### [ARTIKEL]
Info Terkini

10/recent/ticker-posts

Widget HTML

 


Pasar Hongkong Jambi, Pasar 6 Jam Tradisional Lintas Budaya


Pasar “Hongkong” merupakan pasar tradisional yang berdenyut selama enam jam sebagai lintas pertukaran budaya. Foto ASENK LEE SARAGIH


Pasar “Hongkong” merupakan pasar tradisional yang berdenyut selama enam jam sebagai lintas pertukaran budaya. Foto ASENK LEE SARAGIH

PEDAGANG: Seorang pedagang sayuran etnis Batak menawarkan dagangan kepada pembeli di Pasar Hongkong  Jambi.  Pasar “Hongkong” merupakan pasar tradisional yang berdenyut selama enam jam sebagai lintas pertukaran budaya. Foto ASENK LEE SARAGIH

Jambipos Online, Jambi-Pasar “Hongkong”. Begitulah masyarakat Kota Jambi menyebutnya. Namanya Pasar “Hongkong” namun yang berdagang etnis Batak, Jawa dan Melayu Jambi. Pasar “Hongkong” merupakan pasar tradisional yang berdenyut selama enam jam sebagai lintas pertukaran budaya.

“Pilihlah, Ko,” kata Ratna Aritonang, seorang pedagang etnis Batak sambil mengikat buah petai pada seorang pengendara motor berhenti karena tertarik dengan barang dagangannya. “Pete dali mano, ni?” “Pete Lampung, Ko..” terang Ratna Aritonang lagi, ”Pilihlah, Ko, buahnyo bagus semua, tuh”.

Tak berapa jauh dari pedagang petai itu, seorang pembeli tengah berbicara dengan pedagang tumbuhan obat di lapaknya.  “Ko, jual akar ilalang, dak?” tanya seorang pembeli dengan logat kental bahasa Melayu Jambi. “”Mau belapo ikat?” sahut si penjual.

“Seikatnyo berapo?” ”Ceban.. Dak mahal lah”. “Goceng, yo, Ko?” ”Dak dapat,” jawab Koko penjual tumbuhan obat di lorong jalan pintu masuk Pasar Hongkong itu sambil tersenyum. Begitulah interaksi sosial yang menjembatani antar warga etnis Tionghoa dan etnis lainnya di Pasar Hongkong Kota Jambi saat ini. Di tempat tersebut pertukaran lintas budaya terjadi secara elegan.

Pasar tradisional ini terletak di Jalan Hayam Wuruk, Kelurahan Cempaka Putih, Kecamatan Jelutung, Kota Jambi, persisnya di salah satu lorong yang halamannya berbatu, mayoritas dikunjungi warga etnis Tionghoa Jambi.

Pasar Hongkong yang merupakan pasar dengan ciri khas budaya Tionghoa itu menyediakan segala keperluan rumah tangga, namun khasnya adalah bahan makanan selera Etnis Tionghoa. Pasar Hongkong saat ini telah menjadi tempat bagi pertukaran lintas budaya bagi masyarakat Jambi.

### [PETUNJUK LATIHAN]
Bisakah Anda menuliskan kembali bagian artikel tentang Pasar Hongkong Jambi di atas, mulai dari "Pasar tradisional ini" sampai dengan "bagi masyarakat Jambi.", tanpa mengubah satu kata pun?

### [DATA MENTAH]
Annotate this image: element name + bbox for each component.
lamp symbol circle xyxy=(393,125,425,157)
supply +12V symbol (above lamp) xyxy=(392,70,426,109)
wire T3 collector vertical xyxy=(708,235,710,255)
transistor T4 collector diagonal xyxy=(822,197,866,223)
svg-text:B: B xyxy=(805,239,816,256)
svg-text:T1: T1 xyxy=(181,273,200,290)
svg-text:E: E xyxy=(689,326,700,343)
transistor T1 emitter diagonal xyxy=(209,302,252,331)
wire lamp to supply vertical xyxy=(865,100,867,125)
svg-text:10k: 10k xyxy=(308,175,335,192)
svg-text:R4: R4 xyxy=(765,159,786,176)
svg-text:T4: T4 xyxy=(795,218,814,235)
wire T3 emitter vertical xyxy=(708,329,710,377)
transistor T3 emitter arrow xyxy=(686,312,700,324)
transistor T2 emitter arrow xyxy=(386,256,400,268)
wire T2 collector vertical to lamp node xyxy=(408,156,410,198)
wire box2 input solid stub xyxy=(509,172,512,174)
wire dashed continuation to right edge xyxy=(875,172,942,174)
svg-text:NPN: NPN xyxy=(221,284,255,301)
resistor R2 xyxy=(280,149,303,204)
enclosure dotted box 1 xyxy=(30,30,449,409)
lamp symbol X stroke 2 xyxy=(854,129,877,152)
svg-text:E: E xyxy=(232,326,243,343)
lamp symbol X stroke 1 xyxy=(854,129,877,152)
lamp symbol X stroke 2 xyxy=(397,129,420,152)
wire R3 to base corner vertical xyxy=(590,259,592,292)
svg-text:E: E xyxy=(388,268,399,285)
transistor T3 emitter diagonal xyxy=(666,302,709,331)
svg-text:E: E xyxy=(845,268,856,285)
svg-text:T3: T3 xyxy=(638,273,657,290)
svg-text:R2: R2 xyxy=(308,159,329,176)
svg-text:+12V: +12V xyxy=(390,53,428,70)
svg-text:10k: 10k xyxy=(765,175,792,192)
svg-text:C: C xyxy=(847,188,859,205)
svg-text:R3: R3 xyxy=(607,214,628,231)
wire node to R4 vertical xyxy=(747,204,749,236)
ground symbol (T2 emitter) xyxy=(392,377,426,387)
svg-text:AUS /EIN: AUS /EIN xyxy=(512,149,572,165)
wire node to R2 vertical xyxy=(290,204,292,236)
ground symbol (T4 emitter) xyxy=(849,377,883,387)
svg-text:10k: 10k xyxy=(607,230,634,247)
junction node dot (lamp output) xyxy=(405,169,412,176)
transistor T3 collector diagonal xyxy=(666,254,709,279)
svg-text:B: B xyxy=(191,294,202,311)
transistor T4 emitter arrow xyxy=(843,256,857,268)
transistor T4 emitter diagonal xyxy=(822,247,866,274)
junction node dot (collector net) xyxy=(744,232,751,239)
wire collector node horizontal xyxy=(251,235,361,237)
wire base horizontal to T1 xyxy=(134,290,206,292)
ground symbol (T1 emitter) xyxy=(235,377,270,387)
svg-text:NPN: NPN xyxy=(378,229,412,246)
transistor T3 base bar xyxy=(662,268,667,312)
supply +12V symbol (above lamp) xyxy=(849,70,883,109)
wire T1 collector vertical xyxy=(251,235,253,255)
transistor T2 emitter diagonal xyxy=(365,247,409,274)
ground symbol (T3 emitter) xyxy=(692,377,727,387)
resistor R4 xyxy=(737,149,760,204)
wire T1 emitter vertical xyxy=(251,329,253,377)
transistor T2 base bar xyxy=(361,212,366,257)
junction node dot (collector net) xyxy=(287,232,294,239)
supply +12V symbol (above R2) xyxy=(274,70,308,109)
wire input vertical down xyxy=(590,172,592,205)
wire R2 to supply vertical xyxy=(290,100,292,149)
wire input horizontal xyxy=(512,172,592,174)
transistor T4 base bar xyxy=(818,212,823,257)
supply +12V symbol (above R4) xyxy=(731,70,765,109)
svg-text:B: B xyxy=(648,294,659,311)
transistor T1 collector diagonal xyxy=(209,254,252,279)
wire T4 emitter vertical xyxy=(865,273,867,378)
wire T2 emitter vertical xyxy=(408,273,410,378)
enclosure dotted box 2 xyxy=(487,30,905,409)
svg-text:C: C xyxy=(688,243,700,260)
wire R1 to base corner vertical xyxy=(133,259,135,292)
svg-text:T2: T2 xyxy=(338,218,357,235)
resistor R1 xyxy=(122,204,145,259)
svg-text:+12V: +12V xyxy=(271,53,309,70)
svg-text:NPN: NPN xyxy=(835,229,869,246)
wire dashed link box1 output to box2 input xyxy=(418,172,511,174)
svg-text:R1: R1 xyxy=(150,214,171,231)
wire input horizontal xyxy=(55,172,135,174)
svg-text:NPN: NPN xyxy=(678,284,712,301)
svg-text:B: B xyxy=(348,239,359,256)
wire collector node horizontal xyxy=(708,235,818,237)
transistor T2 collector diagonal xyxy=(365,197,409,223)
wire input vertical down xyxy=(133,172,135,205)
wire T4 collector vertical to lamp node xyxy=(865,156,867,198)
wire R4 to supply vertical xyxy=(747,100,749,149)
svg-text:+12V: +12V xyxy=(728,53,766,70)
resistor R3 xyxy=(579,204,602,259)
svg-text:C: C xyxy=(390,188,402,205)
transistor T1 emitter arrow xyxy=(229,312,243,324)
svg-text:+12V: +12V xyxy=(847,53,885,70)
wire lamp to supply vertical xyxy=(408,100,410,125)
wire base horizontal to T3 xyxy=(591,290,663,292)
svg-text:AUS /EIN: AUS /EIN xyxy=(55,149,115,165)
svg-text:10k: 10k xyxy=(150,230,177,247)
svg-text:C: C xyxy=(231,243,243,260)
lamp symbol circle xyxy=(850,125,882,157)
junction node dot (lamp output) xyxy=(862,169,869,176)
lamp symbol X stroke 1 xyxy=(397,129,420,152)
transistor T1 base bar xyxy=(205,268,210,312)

### [HASIL TUGAS]
Pasar tradisional ini terletak di Jalan Hayam Wuruk, Kelurahan Cempaka Putih, Kecamatan Jelutung, Kota Jambi, persisnya di salah satu lorong yang halamannya berbatu, mayoritas dikunjungi warga etnis Tionghoa Jambi.

Pasar Hongkong yang merupakan pasar dengan ciri khas budaya Tionghoa itu menyediakan segala keperluan rumah tangga, namun khasnya adalah bahan makanan selera Etnis Tionghoa. Pasar Hongkong saat ini telah menjadi tempat bagi pertukaran lintas budaya bagi masyarakat Jambi.